• [GOAL]
Collect each line containing "color".
— start —
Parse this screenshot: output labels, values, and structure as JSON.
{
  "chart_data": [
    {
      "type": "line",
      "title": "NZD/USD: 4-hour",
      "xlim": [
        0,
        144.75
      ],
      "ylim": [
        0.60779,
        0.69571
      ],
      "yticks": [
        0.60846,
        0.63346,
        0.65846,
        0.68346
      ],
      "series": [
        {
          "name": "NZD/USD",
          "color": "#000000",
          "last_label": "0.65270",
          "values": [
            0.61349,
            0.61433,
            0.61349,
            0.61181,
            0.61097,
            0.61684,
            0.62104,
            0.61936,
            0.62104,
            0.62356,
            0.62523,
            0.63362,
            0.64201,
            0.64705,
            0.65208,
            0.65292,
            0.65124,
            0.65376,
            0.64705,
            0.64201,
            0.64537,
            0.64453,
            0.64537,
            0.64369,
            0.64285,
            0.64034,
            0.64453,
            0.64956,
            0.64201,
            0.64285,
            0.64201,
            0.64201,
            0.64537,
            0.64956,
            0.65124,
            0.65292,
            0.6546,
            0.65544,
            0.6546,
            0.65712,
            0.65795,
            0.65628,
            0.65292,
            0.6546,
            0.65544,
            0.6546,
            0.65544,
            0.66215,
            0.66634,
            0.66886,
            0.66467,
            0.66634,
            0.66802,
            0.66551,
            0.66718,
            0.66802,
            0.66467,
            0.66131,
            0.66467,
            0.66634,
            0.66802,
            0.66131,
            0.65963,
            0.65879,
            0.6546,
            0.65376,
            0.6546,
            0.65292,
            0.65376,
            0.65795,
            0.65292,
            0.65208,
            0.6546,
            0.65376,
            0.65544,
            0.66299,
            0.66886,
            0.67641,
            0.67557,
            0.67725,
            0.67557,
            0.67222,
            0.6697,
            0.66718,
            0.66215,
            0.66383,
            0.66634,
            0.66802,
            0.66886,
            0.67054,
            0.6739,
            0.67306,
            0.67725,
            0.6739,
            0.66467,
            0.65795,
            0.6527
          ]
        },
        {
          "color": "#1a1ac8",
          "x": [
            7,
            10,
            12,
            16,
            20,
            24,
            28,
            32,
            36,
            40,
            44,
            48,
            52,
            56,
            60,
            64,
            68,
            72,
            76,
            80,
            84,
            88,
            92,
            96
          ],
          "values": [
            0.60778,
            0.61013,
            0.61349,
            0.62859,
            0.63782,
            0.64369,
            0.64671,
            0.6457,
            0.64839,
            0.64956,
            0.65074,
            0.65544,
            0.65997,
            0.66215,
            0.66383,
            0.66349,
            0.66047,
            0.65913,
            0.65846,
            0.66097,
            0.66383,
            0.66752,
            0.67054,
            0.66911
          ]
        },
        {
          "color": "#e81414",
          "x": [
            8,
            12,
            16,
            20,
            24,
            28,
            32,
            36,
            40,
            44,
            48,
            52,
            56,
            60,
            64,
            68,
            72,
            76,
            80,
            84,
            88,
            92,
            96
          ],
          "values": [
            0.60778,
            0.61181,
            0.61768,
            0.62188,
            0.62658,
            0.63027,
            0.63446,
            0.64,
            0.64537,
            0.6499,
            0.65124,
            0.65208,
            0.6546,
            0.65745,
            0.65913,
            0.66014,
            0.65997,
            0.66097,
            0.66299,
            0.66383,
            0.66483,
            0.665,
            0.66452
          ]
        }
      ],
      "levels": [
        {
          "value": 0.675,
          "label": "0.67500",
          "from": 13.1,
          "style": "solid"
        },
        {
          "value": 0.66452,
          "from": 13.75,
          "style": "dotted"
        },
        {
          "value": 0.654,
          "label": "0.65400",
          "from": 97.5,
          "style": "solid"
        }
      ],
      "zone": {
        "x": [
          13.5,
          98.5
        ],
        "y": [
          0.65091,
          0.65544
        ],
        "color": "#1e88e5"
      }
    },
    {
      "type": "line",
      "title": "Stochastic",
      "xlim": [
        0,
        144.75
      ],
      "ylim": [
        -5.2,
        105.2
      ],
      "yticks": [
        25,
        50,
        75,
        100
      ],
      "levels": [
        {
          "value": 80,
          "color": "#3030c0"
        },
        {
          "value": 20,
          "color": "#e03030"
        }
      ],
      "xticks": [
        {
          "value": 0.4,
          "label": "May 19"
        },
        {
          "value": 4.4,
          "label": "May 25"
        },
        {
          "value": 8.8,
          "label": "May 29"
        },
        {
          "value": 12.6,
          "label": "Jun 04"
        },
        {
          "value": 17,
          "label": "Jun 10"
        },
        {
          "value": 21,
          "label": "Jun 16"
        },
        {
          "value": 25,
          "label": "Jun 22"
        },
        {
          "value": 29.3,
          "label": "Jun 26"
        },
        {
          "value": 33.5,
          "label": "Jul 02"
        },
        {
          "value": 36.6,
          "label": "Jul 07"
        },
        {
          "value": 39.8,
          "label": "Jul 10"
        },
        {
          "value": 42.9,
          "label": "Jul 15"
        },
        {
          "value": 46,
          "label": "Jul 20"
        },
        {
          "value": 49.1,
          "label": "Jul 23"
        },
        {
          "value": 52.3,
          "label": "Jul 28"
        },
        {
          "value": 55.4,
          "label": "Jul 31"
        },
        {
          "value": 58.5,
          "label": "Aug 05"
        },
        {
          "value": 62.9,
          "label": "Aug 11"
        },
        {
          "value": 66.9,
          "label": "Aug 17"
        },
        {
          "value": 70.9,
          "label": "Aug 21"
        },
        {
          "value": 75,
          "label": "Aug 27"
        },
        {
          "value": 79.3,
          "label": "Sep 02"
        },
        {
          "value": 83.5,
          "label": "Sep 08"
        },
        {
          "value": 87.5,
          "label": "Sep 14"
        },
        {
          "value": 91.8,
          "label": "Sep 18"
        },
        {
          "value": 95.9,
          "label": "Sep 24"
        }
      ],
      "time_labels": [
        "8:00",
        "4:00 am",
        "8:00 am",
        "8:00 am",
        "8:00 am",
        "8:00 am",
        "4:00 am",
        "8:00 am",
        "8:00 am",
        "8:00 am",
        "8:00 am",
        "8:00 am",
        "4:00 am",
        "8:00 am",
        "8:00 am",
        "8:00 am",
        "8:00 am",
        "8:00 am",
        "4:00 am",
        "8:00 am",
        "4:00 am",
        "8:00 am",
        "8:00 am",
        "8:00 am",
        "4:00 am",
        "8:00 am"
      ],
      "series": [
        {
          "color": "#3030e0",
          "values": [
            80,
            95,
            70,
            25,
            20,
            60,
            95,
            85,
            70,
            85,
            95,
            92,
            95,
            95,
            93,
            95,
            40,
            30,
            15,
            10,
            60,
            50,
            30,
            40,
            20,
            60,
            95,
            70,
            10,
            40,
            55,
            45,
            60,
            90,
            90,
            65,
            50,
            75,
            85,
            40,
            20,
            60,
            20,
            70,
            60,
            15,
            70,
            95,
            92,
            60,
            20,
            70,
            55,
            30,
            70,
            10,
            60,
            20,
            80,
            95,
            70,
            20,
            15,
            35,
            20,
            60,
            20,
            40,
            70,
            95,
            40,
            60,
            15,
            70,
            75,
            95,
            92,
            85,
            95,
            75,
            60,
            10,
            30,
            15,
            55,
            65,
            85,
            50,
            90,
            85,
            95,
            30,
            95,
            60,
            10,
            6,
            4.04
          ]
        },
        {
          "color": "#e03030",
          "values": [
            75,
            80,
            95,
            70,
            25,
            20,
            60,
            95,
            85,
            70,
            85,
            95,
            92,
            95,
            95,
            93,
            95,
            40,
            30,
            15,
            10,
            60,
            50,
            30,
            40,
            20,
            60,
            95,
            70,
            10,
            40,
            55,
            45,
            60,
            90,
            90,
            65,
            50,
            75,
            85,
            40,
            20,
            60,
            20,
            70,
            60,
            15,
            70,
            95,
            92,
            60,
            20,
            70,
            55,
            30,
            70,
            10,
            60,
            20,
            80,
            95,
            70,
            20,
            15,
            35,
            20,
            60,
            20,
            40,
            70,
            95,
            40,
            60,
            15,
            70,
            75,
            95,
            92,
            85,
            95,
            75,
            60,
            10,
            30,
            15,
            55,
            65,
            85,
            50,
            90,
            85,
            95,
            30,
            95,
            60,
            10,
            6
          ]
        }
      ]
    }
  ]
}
— end —
• [SOLUTION TO THE PROBLEM]
          "color": "#000000",
          "color": "#1a1ac8",
          "color": "#e81414",
        "color": "#1e88e5"
          "color": "#3030c0"
          "color": "#e03030"
          "color": "#3030e0",
          "color": "#e03030",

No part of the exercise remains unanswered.